PASSAGE FOR REVIEW –
+ + + + + + +

Former Senator Daniel Akaka tried several times to achieve passage of the Native Hawaiian Recognition Act, from 2000 to 2006, and nearly achieved Senate passage, falling short by only a few votes. That bill would have allowed Native Hawaiians to organize a tribal government and enjoy the federal protection of their lands from encroachment.  More than 500,000 individuals in Hawaii identify as Native Hawaiian in the 2010 census.

Alaska Native Villages and Alaska Native Village Corporations are not currently able to organize under the Indian Reorganization Act of 1934, largely because of the work of former Senator Ted Stevens to ensure that indigenous Alaskans would not need the federal approval of the Department of the Interior to sell or lease their lands for the purpose of resource extraction.

The bill is also expected to include Congressional recognition of a dozen American Indian tribes and bands of tribes that are currently unrecognized by the Bureau of Indian Affairs — including the Lumbee Nation of North Carolina, the Buffalo Creek Band of Haudenosaunee Indians, the Wampanoag Nation of Indians, the Eastern Cherokee Nation of Georgia, and the Lenape Nation, among others.

+ + + + + + +

[Stored entries]
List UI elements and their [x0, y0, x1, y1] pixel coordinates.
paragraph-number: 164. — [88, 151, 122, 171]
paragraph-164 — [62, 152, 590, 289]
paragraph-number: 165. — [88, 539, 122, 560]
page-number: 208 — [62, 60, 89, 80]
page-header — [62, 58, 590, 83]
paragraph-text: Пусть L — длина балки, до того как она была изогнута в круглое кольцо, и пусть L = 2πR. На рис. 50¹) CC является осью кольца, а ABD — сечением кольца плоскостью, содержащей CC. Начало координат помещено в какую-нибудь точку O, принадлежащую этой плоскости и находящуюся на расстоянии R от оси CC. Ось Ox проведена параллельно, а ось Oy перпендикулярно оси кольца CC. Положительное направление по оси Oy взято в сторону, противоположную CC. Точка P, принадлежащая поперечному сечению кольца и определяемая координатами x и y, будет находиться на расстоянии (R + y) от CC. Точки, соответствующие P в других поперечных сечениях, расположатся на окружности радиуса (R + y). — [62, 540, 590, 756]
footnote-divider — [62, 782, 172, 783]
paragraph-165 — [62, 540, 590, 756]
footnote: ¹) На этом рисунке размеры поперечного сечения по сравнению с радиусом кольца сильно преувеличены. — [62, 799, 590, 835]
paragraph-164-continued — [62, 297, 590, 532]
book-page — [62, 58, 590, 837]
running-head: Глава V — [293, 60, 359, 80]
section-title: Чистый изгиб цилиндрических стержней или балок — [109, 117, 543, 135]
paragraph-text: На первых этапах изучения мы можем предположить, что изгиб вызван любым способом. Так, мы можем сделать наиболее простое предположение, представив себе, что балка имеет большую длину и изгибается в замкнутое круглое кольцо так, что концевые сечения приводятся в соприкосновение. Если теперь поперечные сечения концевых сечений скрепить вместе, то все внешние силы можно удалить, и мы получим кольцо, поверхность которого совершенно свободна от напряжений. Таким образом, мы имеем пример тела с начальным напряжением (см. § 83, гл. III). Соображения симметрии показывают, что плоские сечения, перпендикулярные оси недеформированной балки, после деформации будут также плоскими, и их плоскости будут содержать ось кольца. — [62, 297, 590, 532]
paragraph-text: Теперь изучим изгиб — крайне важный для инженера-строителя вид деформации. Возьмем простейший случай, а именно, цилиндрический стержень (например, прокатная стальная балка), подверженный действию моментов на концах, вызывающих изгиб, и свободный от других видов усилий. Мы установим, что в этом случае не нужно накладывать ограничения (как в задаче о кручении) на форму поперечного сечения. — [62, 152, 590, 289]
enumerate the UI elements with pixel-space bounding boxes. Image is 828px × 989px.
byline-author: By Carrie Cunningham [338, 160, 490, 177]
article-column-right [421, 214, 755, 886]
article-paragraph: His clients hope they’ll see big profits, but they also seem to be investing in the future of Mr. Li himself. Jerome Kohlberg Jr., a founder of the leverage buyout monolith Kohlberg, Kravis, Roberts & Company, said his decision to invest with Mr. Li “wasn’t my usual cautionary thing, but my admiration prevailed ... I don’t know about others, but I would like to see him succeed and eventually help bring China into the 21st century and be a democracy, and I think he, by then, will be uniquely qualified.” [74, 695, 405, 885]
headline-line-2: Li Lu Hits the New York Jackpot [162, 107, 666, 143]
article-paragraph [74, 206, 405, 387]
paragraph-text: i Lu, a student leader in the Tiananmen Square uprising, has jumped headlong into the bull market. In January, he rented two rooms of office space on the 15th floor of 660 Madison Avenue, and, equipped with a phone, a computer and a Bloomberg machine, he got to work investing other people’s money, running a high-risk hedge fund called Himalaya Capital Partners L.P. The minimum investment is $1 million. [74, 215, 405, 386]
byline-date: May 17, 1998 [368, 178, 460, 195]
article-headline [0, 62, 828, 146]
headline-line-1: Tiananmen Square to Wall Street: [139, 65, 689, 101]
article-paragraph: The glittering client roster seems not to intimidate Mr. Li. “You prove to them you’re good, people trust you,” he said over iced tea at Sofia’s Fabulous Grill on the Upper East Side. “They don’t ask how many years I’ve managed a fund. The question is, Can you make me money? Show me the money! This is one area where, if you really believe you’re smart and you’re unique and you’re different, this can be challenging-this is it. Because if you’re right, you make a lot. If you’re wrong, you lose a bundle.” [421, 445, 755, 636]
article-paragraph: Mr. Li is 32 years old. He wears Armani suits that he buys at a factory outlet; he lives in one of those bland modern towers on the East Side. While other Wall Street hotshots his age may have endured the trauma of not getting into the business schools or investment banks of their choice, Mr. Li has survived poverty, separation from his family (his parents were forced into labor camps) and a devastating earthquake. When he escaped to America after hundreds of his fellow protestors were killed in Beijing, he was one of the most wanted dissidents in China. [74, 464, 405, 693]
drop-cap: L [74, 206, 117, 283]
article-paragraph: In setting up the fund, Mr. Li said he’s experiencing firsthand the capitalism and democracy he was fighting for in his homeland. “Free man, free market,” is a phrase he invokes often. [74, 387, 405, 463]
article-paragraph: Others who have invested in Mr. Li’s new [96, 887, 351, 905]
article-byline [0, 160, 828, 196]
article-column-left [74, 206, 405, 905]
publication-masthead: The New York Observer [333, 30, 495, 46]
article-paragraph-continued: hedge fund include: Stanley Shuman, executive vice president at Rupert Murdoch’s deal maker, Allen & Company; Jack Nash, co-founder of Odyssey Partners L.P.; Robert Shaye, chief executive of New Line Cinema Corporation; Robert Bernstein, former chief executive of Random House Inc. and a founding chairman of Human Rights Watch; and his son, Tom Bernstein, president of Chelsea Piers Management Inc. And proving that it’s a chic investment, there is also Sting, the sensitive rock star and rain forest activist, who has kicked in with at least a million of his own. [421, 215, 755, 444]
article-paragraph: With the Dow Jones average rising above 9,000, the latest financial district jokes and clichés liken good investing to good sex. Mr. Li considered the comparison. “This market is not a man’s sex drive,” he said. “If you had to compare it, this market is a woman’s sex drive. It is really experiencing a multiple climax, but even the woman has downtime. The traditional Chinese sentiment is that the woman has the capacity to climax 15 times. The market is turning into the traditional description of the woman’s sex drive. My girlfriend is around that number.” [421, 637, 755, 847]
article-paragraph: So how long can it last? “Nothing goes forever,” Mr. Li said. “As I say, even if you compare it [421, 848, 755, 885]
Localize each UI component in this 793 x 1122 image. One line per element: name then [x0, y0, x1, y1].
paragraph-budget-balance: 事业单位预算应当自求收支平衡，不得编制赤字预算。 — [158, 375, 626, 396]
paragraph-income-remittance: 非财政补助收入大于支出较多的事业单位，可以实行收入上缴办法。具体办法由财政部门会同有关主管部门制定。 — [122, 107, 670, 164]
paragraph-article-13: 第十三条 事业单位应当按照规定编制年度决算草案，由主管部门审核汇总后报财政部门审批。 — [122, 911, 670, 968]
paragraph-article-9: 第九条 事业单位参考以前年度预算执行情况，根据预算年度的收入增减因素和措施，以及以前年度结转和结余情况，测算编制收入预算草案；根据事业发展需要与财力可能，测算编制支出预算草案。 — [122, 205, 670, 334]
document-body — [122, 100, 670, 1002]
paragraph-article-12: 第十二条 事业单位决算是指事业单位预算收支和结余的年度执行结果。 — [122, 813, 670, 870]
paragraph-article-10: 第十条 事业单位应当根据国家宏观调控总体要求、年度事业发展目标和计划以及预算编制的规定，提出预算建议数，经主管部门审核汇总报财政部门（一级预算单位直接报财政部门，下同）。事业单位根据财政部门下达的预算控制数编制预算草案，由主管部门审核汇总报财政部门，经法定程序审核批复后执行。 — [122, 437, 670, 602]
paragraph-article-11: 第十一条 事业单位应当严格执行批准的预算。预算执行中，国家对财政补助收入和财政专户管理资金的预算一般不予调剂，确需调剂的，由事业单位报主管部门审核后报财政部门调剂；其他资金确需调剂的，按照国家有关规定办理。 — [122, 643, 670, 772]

+ + + + + + +

REQUIRED TASKS –
1. According to the passage on tribal recognition, why are Alaska Native Villages and Alaska Native Village Corporations not currently able to organize under the Indian Reorganization Act of 1934?
2. Repeat word for word the part of the passage on tribal recognition starting at "Former Senator Daniel" and ending at "of resource extraction.".

ANSWERS TO THE EXERCISE –
1. This is largely because of former Senator Ted Stevens's work. He sought to ensure that indigenous Alaskans would not need federal approval from the Department of the Interior to sell or lease their lands for resource extraction.

2.
Former Senator Daniel Akaka tried several times to achieve passage of the Native Hawaiian Recognition Act, from 2000 to 2006, and nearly achieved Senate passage, falling short by only a few votes. That bill would have allowed Native Hawaiians to organize a tribal government and enjoy the federal protection of their lands from encroachment.  More than 500,000 individuals in Hawaii identify as Native Hawaiian in the 2010 census.

Alaska Native Villages and Alaska Native Village Corporations are not currently able to organize under the Indian Reorganization Act of 1934, largely because of the work of former Senator Ted Stevens to ensure that indigenous Alaskans would not need the federal approval of the Department of the Interior to sell or lease their lands for the purpose of resource extraction.